_Task to complete_
For the word "Acute", find each line in the entries where it occurs and copy that line.

_Record set_
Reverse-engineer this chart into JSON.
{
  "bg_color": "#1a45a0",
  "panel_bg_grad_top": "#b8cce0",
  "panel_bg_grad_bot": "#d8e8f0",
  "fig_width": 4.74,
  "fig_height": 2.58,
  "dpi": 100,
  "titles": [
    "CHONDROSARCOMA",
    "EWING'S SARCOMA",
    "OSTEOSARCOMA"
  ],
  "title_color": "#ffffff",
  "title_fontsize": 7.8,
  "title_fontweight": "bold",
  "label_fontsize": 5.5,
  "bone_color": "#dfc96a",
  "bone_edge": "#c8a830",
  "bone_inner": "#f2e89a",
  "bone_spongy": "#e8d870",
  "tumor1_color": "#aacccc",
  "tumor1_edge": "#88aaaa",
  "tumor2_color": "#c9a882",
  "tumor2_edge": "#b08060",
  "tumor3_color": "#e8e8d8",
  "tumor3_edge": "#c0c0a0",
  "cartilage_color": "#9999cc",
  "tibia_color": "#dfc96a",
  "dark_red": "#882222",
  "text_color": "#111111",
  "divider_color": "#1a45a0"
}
...
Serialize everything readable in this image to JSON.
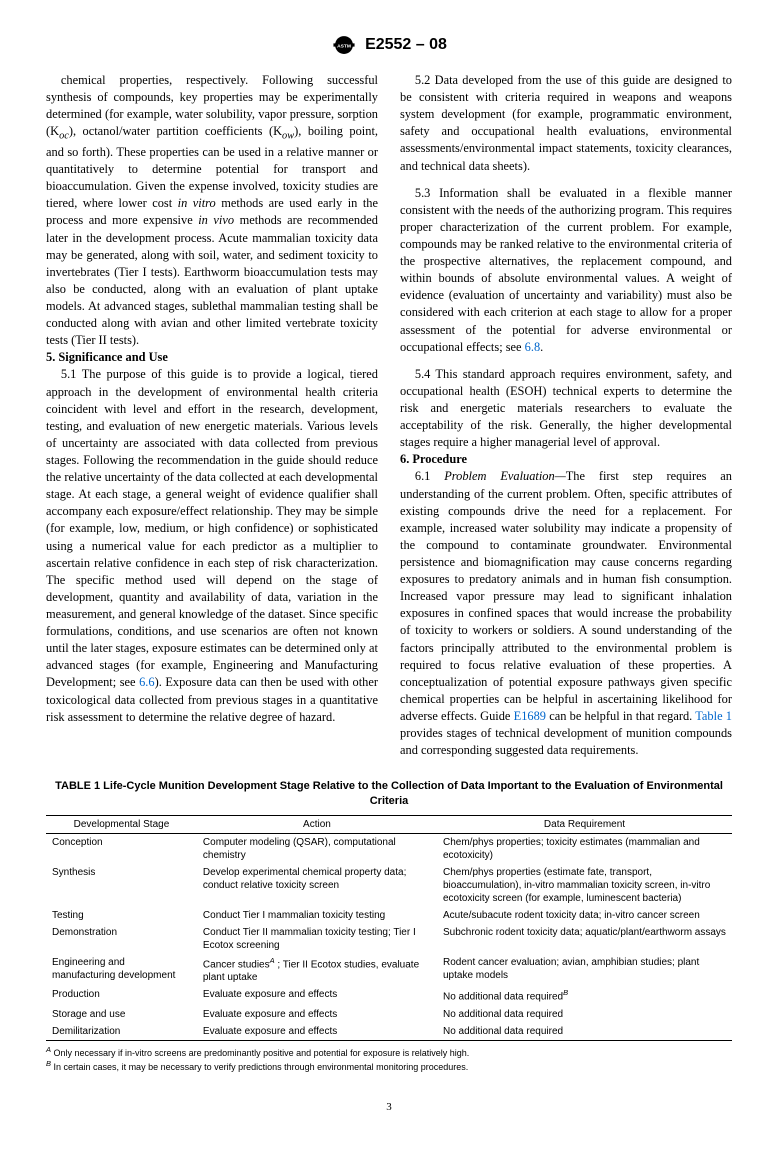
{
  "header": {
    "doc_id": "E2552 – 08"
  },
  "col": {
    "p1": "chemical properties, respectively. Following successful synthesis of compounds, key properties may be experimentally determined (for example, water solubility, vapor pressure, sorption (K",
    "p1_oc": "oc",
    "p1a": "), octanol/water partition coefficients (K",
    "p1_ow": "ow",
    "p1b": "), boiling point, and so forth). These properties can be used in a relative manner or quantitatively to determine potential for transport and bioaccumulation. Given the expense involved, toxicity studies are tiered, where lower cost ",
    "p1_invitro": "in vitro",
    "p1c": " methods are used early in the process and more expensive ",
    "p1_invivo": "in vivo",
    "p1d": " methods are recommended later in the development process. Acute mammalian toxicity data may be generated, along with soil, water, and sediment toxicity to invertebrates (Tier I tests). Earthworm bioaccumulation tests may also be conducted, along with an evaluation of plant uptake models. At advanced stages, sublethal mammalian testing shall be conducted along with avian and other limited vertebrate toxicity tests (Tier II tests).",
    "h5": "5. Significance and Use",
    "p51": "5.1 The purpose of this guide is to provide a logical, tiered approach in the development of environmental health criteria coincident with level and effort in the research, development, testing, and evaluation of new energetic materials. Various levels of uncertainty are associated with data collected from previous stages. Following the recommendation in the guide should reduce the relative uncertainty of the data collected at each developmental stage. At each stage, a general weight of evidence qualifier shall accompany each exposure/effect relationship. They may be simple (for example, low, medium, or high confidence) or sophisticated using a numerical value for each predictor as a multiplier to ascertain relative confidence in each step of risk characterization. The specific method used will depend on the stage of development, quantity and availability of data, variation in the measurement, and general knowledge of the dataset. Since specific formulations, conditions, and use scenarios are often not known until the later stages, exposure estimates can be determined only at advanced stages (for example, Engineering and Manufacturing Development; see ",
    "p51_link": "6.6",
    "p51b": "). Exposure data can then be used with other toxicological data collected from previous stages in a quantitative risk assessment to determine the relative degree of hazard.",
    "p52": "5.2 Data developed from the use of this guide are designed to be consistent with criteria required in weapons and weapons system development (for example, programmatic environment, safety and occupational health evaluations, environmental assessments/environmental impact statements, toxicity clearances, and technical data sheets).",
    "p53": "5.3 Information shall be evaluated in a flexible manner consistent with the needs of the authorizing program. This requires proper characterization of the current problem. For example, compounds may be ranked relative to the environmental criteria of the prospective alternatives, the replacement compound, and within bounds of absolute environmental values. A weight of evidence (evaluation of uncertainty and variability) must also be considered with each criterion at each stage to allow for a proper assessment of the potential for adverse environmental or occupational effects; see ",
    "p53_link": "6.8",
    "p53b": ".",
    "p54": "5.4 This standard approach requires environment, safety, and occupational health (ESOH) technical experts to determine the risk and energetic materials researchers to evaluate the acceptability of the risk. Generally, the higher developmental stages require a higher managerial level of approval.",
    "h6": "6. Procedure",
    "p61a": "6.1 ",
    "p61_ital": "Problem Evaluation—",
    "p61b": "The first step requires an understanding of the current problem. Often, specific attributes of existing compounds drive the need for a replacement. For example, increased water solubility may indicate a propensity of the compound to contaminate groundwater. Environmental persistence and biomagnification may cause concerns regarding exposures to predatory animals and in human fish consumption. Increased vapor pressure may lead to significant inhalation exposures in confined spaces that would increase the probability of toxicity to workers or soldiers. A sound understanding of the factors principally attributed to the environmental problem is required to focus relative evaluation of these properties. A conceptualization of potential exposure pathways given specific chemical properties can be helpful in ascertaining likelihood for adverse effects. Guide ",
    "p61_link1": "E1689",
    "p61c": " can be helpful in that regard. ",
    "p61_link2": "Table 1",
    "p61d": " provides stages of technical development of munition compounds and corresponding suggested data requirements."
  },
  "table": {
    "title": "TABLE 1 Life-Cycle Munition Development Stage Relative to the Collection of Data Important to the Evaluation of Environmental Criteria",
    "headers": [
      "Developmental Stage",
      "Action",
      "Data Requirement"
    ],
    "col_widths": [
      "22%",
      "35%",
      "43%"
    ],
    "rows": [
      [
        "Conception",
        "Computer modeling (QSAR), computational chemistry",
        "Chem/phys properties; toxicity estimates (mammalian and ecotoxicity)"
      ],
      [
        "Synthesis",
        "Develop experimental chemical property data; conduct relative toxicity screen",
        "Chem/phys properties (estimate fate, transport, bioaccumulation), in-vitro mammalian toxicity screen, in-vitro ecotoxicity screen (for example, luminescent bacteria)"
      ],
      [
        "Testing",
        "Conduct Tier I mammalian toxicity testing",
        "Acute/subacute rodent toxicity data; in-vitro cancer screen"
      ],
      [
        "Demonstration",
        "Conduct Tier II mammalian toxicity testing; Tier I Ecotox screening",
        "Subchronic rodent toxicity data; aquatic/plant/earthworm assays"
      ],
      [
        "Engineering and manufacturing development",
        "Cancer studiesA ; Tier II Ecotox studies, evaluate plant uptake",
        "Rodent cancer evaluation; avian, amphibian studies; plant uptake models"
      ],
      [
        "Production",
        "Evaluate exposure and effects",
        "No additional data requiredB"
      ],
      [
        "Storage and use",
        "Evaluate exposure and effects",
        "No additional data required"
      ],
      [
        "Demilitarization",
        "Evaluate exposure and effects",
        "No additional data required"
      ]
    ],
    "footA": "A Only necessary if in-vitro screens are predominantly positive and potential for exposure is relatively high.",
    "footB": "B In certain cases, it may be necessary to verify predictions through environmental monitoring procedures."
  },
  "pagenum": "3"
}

_Output_
    "p1d": " methods are recommended later in the development process. Acute mammalian toxicity data may be generated, along with soil, water, and sediment toxicity to invertebrates (Tier I tests). Earthworm bioaccumulation tests may also be conducted, along with an evaluation of plant uptake models. At advanced stages, sublethal mammalian testing shall be conducted along with avian and other limited vertebrate toxicity tests (Tier II tests).",
        "Acute/subacute rodent toxicity data; in-vitro cancer screen"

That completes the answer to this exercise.